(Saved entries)
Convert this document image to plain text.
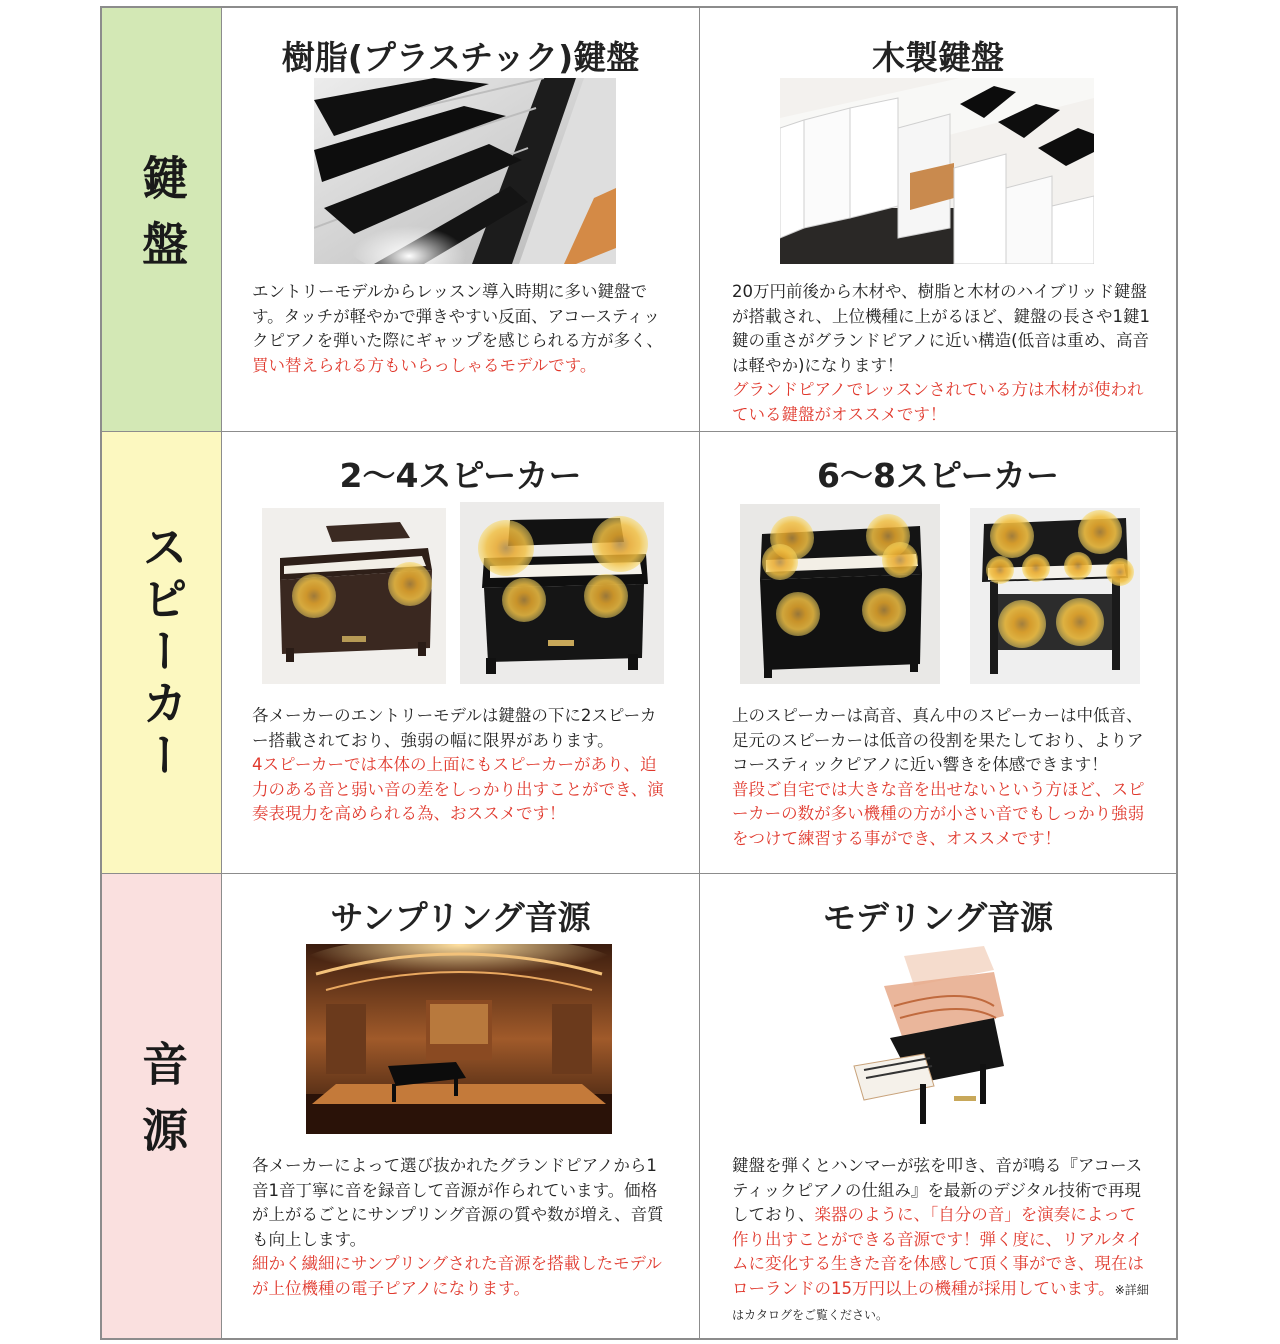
鍵盤
樹脂(プラスチック)鍵盤
エントリーモデルからレッスン導入時期に多い鍵盤です。タッチが軽やかで弾きやすい反面、アコースティックピアノを弾いた際にギャップを感じられる方が多く、買い替えられる方もいらっしゃるモデルです。
木製鍵盤
20万円前後から木材や、樹脂と木材のハイブリッド鍵盤が搭載され、上位機種に上がるほど、鍵盤の長さや1鍵1鍵の重さがグランドピアノに近い構造(低音は重め、高音は軽やか)になります！
グランドピアノでレッスンされている方は木材が使われている鍵盤がオススメです！
スピーカー
2～4スピーカー
各メーカーのエントリーモデルは鍵盤の下に2スピーカー搭載されており、強弱の幅に限界があります。
4スピーカーでは本体の上面にもスピーカーがあり、迫力のある音と弱い音の差をしっかり出すことができ、演奏表現力を高められる為、おススメです！
6～8スピーカー
上のスピーカーは高音、真ん中のスピーカーは中低音、足元のスピーカーは低音の役割を果たしており、よりアコースティックピアノに近い響きを体感できます！
普段ご自宅では大きな音を出せないという方ほど、スピーカーの数が多い機種の方が小さい音でもしっかり強弱をつけて練習する事ができ、オススメです！
音源
サンプリング音源
各メーカーによって選び抜かれたグランドピアノから1音1音丁寧に音を録音して音源が作られています。価格が上がるごとにサンプリング音源の質や数が増え、音質も向上します。
細かく繊細にサンプリングされた音源を搭載したモデルが上位機種の電子ピアノになります。
モデリング音源
鍵盤を弾くとハンマーが弦を叩き、音が鳴る『アコースティックピアノの仕組み』を最新のデジタル技術で再現しており、楽器のように、「自分の音」を演奏によって作り出すことができる音源です！弾く度に、リアルタイムに変化する生きた音を体感して頂く事ができ、現在はローランドの15万円以上の機種が採用しています。※詳細はカタログをご覧ください。
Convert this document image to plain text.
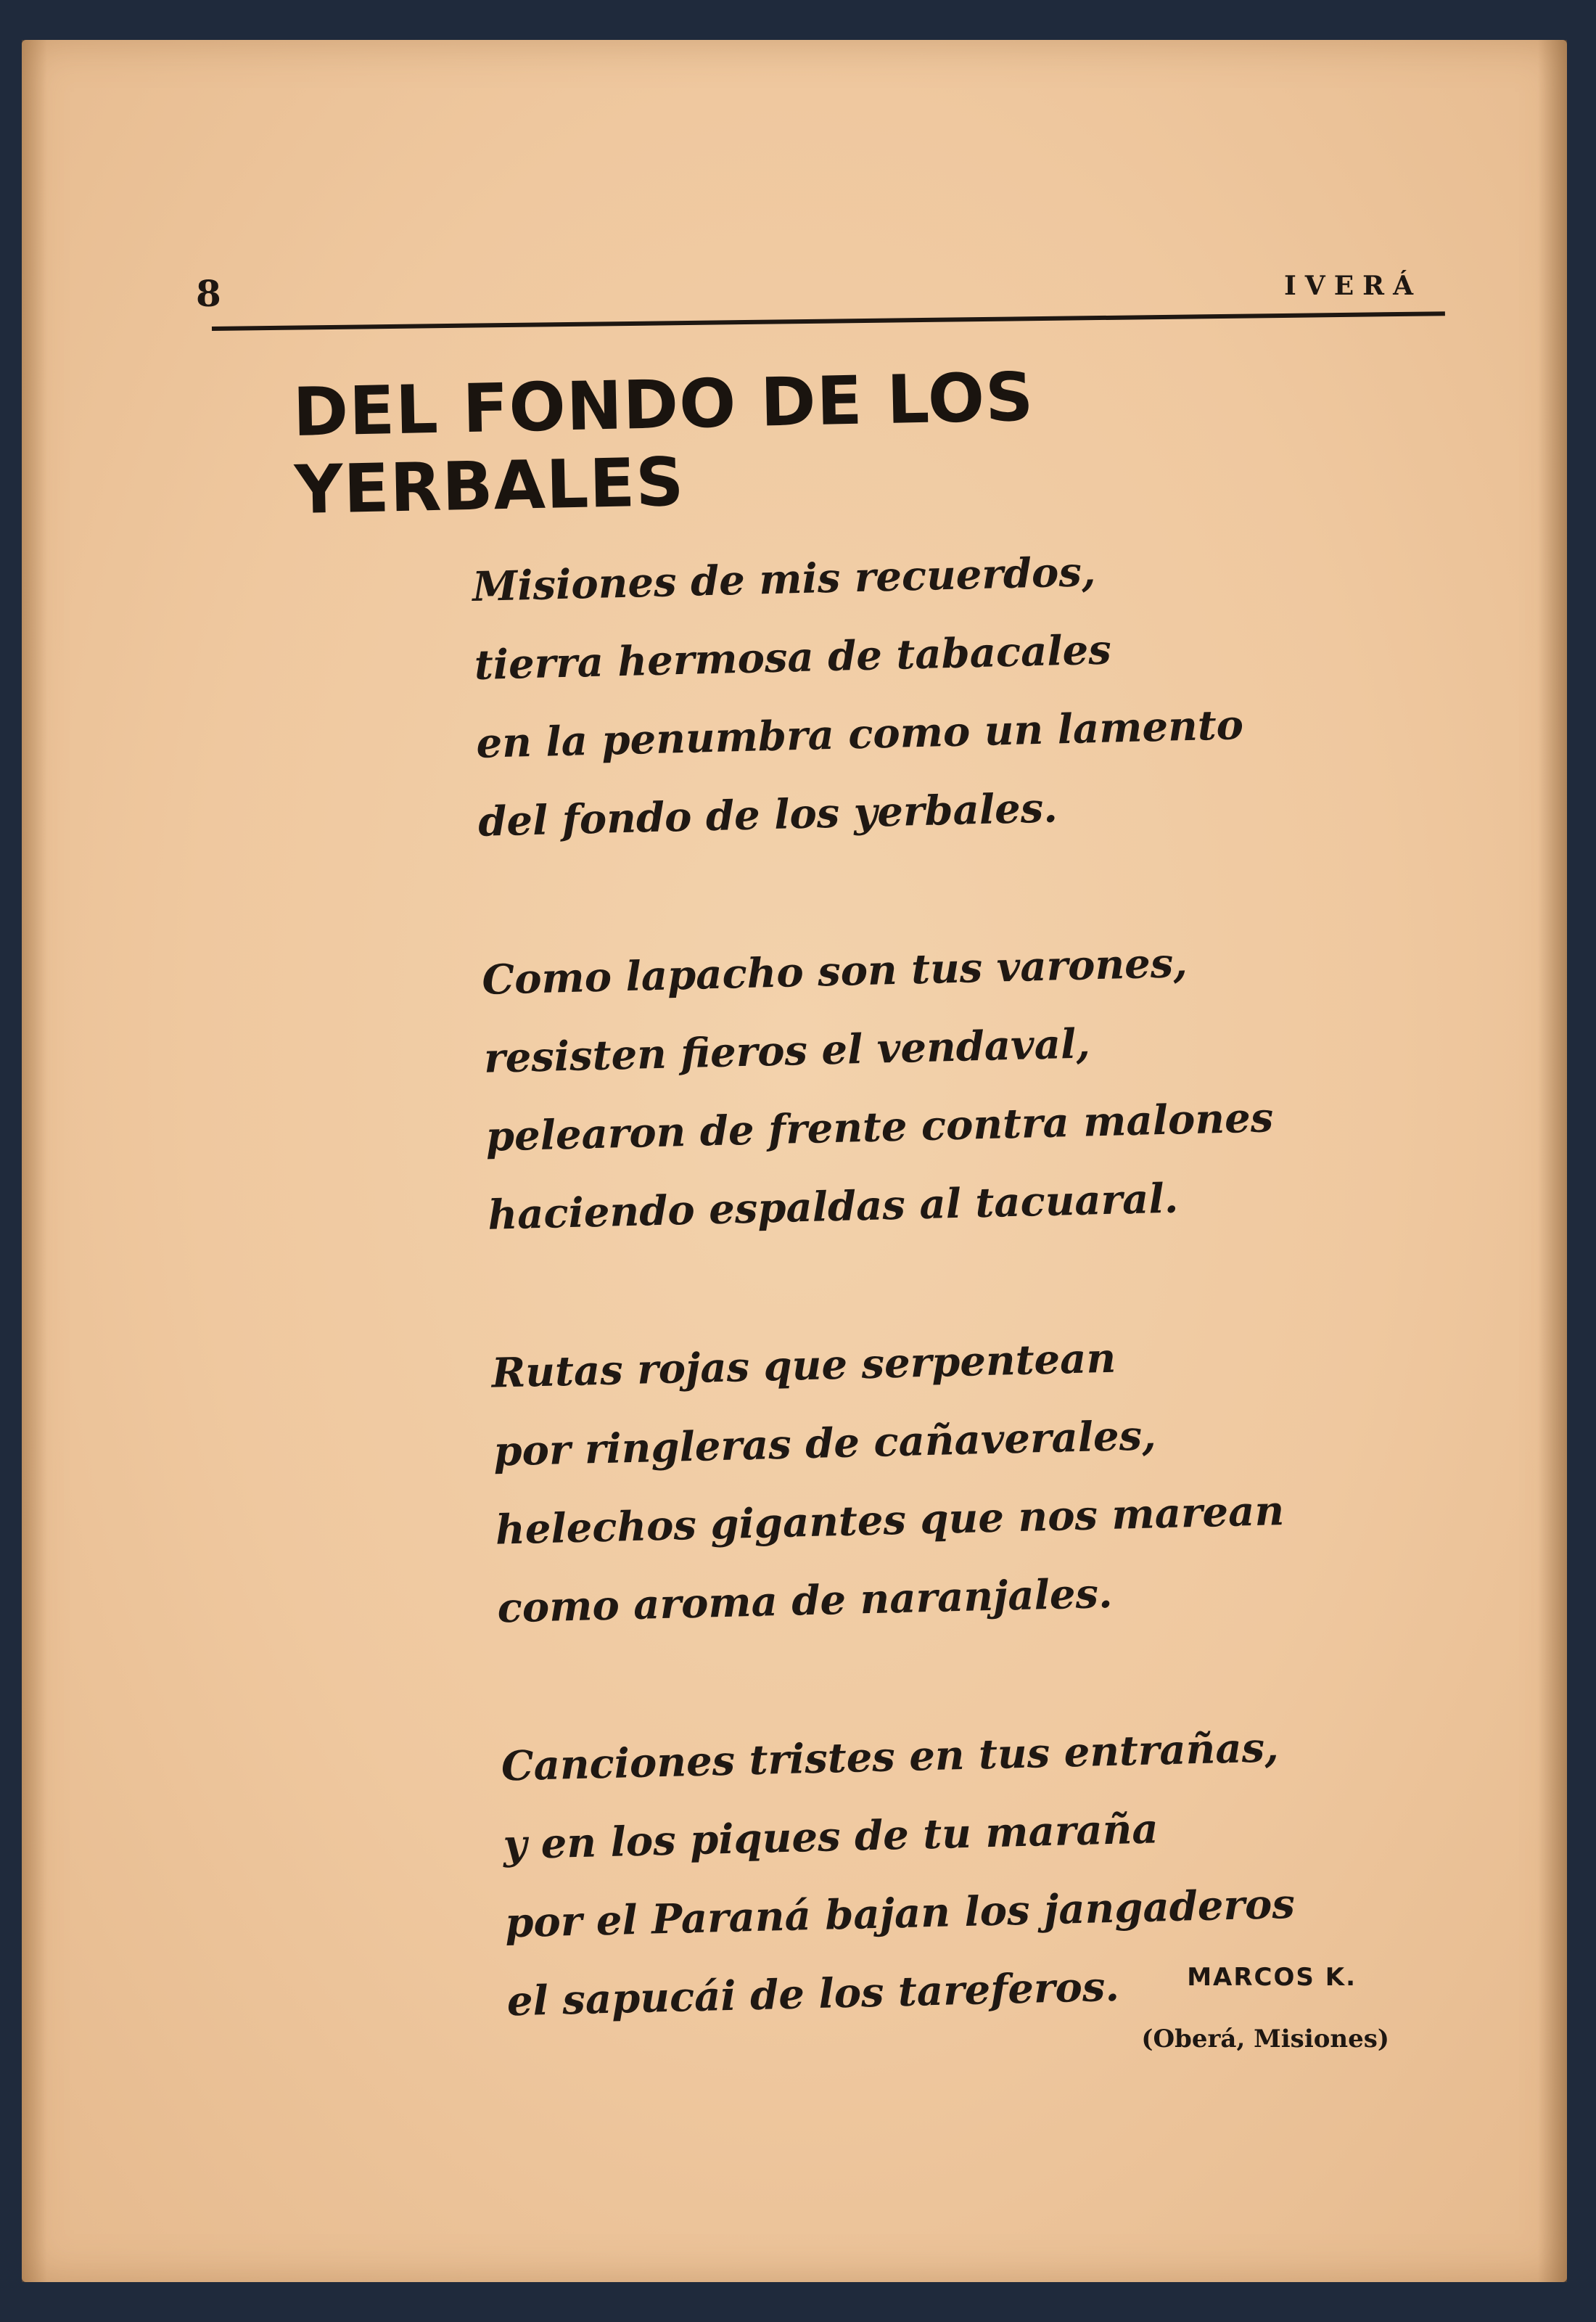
8	IVERÁ
DEL FONDO DE LOS YERBALES
Misiones de mis recuerdos,
tierra hermosa de tabacales
en la penumbra como un lamento
del fondo de los yerbales.
Como lapacho son tus varones,
resisten fieros el vendaval,
pelearon de frente contra malones
haciendo espaldas al tacuaral.
Rutas rojas que serpentean
por ringleras de cañaverales,
helechos gigantes que nos marean
como aroma de naranjales.
Canciones tristes en tus entrañas,
y en los piques de tu maraña
por el Paraná bajan los jangaderos
el sapucái de los tareferos.	MARCOS K.
(Oberá, Misiones)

### Task to complete
Spot every line that holds "Misiones" and copy it.

### Reply
Misiones de mis recuerdos,
(Oberá, Misiones)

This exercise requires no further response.